Look through the data below and say how many of its lines contain "this", adding nothing else.

Recorded data:
━━━━

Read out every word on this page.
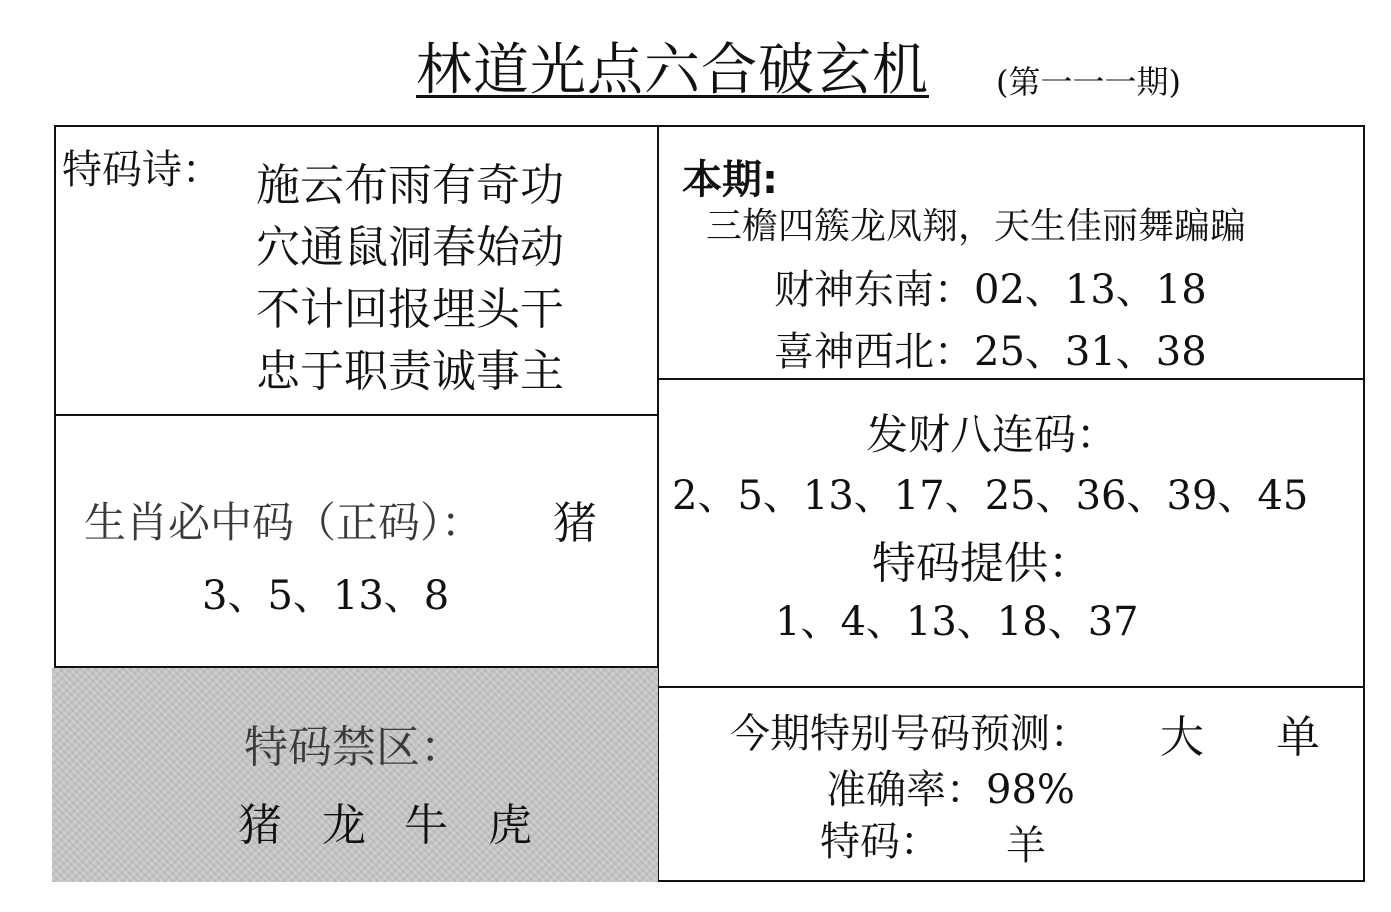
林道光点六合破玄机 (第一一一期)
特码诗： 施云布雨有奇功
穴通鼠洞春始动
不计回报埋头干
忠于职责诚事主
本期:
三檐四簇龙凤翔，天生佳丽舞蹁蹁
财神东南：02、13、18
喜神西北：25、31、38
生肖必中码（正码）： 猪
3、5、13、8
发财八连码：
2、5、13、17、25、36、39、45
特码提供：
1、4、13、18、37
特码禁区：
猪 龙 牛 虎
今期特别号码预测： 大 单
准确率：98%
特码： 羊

━━━━

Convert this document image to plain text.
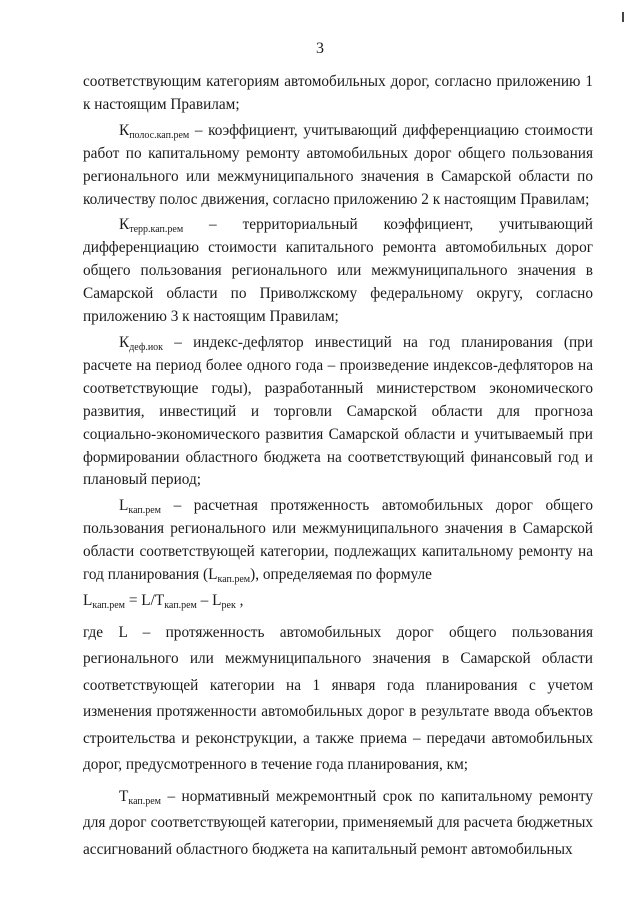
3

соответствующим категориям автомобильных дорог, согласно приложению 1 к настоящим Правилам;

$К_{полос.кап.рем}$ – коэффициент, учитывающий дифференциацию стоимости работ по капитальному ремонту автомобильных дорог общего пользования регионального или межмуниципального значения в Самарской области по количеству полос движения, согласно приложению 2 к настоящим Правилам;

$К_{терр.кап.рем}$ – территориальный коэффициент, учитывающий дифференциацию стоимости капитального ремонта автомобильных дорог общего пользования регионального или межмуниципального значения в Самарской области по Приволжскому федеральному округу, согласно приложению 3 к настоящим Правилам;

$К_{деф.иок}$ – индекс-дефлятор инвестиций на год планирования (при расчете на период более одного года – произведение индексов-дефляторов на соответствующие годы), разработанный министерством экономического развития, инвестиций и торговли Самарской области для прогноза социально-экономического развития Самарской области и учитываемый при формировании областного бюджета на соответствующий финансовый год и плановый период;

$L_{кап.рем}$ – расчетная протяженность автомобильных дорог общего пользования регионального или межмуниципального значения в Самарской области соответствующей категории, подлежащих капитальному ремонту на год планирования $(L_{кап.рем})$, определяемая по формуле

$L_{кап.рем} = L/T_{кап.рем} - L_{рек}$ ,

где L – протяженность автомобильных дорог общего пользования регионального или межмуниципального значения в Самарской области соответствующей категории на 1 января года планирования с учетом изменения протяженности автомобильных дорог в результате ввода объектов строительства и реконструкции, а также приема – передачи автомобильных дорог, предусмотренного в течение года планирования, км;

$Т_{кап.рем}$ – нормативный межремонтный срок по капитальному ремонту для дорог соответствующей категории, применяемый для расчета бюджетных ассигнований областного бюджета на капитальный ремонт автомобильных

━━━━

Output:
2